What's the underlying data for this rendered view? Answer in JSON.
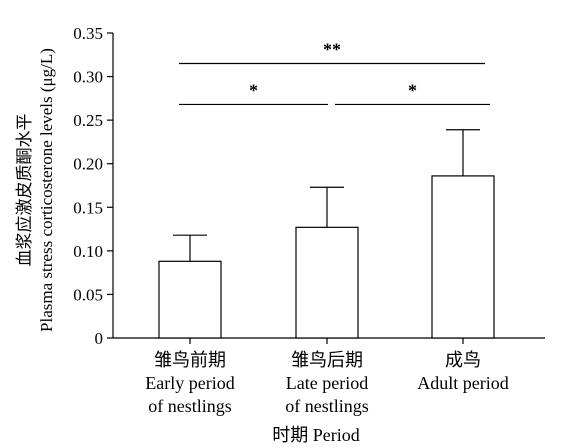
{
  "chart_data": {
    "type": "bar",
    "categories": [
      [
        "雏鸟前期",
        "Early period",
        "of nestlings"
      ],
      [
        "雏鸟后期",
        "Late period",
        "of nestlings"
      ],
      [
        "成鸟",
        "Adult period"
      ]
    ],
    "values": [
      0.088,
      0.127,
      0.186
    ],
    "errors": [
      0.03,
      0.046,
      0.053
    ],
    "ylim": [
      0,
      0.35
    ],
    "yticks": [
      "0",
      "0.05",
      "0.10",
      "0.15",
      "0.20",
      "0.25",
      "0.30",
      "0.35"
    ],
    "ylabel_cn": "血浆应激皮质酮水平",
    "ylabel_en": "Plasma stress corticosterone levels (μg/L)",
    "xlabel": "时期 Period",
    "significance": [
      {
        "from": 0,
        "to": 2,
        "label": "**",
        "y": 0.315
      },
      {
        "from": 0,
        "to": 1,
        "label": "*",
        "y": 0.268
      },
      {
        "from": 1,
        "to": 2,
        "label": "*",
        "y": 0.268
      }
    ],
    "grid": false
  }
}
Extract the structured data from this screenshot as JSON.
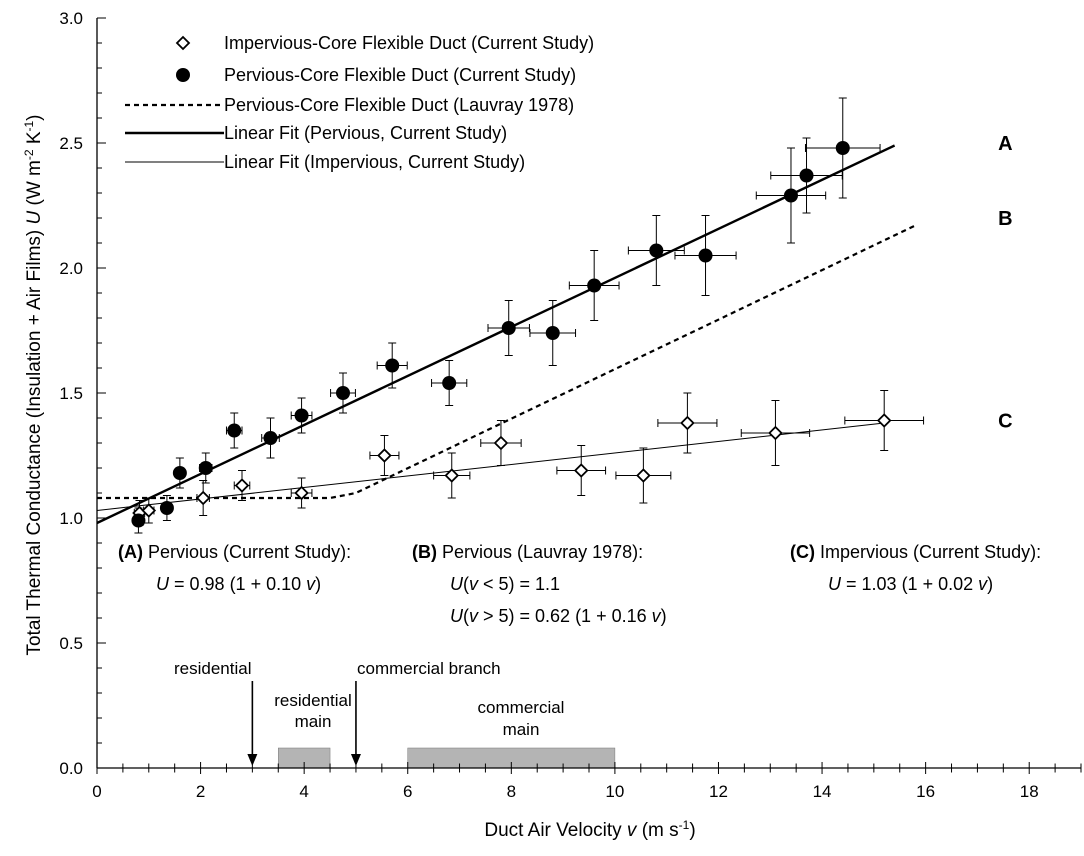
========================================
= TASK =
Quote every record above exactly, leaving out any pictures.

= WRITTEN REPLY =
What's the underlying data for this rendered view? Answer in JSON.
{
  "chart_data": {
    "type": "bar",
    "categories": [
      [
        "雏鸟前期",
        "Early period",
        "of nestlings"
      ],
      [
        "雏鸟后期",
        "Late period",
        "of nestlings"
      ],
      [
        "成鸟",
        "Adult period"
      ]
    ],
    "values": [
      0.088,
      0.127,
      0.186
    ],
    "errors": [
      0.03,
      0.046,
      0.053
    ],
    "ylim": [
      0,
      0.35
    ],
    "yticks": [
      "0",
      "0.05",
      "0.10",
      "0.15",
      "0.20",
      "0.25",
      "0.30",
      "0.35"
    ],
    "ylabel_cn": "血浆应激皮质酮水平",
    "ylabel_en": "Plasma stress corticosterone levels (μg/L)",
    "xlabel": "时期 Period",
    "significance": [
      {
        "from": 0,
        "to": 2,
        "label": "**",
        "y": 0.315
      },
      {
        "from": 0,
        "to": 1,
        "label": "*",
        "y": 0.268
      },
      {
        "from": 1,
        "to": 2,
        "label": "*",
        "y": 0.268
      }
    ],
    "grid": false
  }
}
Extract the structured data from this screenshot as JSON.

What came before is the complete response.